- Ausgewählter Auszug
Wie konnte es soweit kommen? Noch im Winter war die Stimmung kämpferisch, im Februar gab es in 300 Einrichtungen Warnstreiks, Aktionen und eine Demo für die 35-Stunden-Woche Anfang März. Weitere Streiks waren – vor den Corona-Maßnahmen – für Ende des Monats angesagt. In kaum einen anderen Sektor kämpften die Belegschaften in den letzten Jahren derart entschlossen für massive Verbesserungen. Auch die Gewerkschaft war vor Beginn der Verhandlungen im Herbst großspurig angetreten: 35 Stunden sind genug, hieß es von GPA-djp und vida, immer und immer wieder.

Jetzt haben die Gewerkschaftsspitzen der Branche gemeinsam mit den „Arbeitgebern“ offensichtlich die Corona-Krisensituation ausgenutzt. Von Seiten der Gewerkschaften hieß es bis Sonntag noch: „Dass momentan keine Verhandlungen oder Streiks stattfinden können, ist klar.“

Nun wurde trotzdem dieser Abschluss auf Biegen und Brechen im Eiltempo durchgedrückt – und das auch noch für drei Jahre. Der Protest ist abgewürgt. Eine demokratische Willensbildung und Diskussion war bei diesem Husch-Pfusch nicht möglich. Einwände oder Abänderungsanträge wurden schlichtweg nicht zugelassen. Eine Urabstimmung über den Abschluss lassen die Gewerkschaftsspitzen seit Jahren nicht zu.

Dabei hätte man mit der Corona-Krise auch Druck machen können. Gerade jetzt wird unsere Branche als „systemrelevant“ und die KollegInnen als „HeldInnen des Alltags“ angesehen. Öffentlichkeit und Medien sind uns gegenüber sehr positiv eingestellt. Statt diese Stimmung für zusätzlichen Druck für die Forderung nach einer 35-Stunden-Woche zu nutzen, würgten die SpitzenrepräsentantInnen des gewerkschaftlichen Verhandlungsgremiums nun den Protest ab.

- Was zu tun ist
Führen Sie den Text über den Kampf um die 35-Stunden-Woche nach seinem letzten Satz fort. Die Zeilen danach haben damit nichts zu tun.

Quelldaten:
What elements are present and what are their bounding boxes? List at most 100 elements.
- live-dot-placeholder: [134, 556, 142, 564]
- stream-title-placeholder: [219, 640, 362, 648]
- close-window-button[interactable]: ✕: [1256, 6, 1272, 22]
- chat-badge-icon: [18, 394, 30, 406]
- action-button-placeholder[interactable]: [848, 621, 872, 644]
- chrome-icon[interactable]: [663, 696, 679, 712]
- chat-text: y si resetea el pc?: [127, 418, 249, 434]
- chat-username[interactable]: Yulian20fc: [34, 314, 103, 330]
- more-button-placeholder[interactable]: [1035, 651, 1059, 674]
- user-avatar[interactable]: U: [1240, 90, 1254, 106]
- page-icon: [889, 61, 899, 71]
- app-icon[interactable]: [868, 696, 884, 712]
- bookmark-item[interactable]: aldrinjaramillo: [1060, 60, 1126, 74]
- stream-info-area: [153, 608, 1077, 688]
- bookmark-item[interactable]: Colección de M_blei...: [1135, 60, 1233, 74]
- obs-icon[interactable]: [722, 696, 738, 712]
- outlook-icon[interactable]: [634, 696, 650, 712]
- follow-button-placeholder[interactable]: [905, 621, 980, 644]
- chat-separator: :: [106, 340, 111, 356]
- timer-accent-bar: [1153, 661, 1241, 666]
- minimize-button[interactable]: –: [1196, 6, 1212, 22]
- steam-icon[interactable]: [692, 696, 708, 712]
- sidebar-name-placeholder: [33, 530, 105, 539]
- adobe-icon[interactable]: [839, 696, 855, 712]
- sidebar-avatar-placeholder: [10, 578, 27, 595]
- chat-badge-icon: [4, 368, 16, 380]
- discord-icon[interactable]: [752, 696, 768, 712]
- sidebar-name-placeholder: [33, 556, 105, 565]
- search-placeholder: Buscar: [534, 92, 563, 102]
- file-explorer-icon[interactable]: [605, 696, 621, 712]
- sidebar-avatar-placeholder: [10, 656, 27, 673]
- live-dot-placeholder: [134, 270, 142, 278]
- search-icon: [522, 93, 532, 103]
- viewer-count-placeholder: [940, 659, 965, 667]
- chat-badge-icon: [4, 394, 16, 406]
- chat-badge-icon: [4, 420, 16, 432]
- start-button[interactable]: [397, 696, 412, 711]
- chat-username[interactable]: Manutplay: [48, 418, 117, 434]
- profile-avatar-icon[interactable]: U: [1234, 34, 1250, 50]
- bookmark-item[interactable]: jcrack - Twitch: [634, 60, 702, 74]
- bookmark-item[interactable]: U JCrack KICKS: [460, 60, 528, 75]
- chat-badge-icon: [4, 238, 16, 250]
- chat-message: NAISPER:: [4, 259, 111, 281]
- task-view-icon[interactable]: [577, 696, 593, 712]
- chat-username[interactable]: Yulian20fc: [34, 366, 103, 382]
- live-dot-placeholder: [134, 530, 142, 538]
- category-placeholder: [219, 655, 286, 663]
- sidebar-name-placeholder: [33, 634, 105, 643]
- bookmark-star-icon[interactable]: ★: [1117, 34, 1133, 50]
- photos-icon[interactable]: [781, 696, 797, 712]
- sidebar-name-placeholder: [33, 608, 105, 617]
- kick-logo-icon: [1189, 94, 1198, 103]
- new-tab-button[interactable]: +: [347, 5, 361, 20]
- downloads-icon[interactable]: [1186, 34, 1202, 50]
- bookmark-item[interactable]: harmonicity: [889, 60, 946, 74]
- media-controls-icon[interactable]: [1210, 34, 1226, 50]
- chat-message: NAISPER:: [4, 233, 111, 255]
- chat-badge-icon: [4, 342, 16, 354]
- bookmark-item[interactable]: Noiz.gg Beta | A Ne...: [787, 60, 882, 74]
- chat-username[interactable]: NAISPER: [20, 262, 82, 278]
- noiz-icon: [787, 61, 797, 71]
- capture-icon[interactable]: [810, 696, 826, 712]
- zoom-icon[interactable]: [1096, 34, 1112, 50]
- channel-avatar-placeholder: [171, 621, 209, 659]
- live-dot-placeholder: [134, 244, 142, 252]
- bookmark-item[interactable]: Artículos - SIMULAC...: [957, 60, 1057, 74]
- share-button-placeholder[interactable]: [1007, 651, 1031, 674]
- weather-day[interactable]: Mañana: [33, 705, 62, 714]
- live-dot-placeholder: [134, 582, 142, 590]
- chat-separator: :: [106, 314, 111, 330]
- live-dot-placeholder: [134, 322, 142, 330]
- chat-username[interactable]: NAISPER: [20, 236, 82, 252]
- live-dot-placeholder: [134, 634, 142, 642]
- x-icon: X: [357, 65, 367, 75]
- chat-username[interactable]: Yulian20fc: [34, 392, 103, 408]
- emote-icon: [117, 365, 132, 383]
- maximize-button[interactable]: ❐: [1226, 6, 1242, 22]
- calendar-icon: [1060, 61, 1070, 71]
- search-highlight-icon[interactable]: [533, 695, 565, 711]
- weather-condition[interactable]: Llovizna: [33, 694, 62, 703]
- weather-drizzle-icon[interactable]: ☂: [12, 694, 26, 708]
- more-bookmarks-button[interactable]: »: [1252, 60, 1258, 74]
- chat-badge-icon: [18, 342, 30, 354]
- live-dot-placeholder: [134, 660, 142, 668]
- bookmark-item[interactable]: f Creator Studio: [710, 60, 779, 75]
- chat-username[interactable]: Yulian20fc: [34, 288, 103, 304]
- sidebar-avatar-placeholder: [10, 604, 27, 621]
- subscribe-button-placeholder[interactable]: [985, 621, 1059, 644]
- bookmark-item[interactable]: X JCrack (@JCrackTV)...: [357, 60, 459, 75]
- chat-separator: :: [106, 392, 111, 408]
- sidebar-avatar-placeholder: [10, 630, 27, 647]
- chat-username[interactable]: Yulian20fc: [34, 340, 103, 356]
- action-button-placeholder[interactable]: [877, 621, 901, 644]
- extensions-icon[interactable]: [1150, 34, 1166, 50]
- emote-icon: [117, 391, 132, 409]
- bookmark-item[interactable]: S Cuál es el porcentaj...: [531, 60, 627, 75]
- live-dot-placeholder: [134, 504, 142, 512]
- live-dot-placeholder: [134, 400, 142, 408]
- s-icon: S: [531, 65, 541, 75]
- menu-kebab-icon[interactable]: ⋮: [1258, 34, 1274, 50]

- Ergebnis
Natürlich mussten wir auf die veränderten Rahmenbedingungen aufgrund der Corona-Epidemie eingehen. Viele KollegInnen haben zurecht ihre Gehaltserhöhung dringend erwartet und gebraucht. Doch die wäre auch mit einem Ein-Jahres-Abschluss als Zwischenlösung möglich gewesen. Dann hätte man bald weiterkämpfen können und nicht einen Abschluss vorgelegt, der auf Jahre hinweg vom Tisch fegt, was die Belegschaften in den Betrieben gemeinsam Stück für Stück aufgebaut haben.

(Auszug aus: https://mosaik-blog.at/sozialbereich-kollektivvertrag/)

„Unverantwortlich gegenüber den Beschäftigten“

Stefan Taibl, Betriebsrat PSZ GesmbH

Noch vor einiger Zeit war man guter Dinge, die Medien, Betroffenen auf Seiten der Beschäftigten. Die Chance eine Arbeitszeitverkürzung im Sozial-, Gesundheits-, und Pflegebereich durchzusetzen, war noch nie so groß. Viele waren mit Einsatz dabei, sei es bei den diversen Protestmaßnahmen, Streiks usw. Dann kam Corona. Schon das Versammlungsverbot und die damit in Zusammenhang stehende Demoabsage war der erste Dämpfer. Bald sollte sich jedoch herausstellen, es kommt noch schlimmer.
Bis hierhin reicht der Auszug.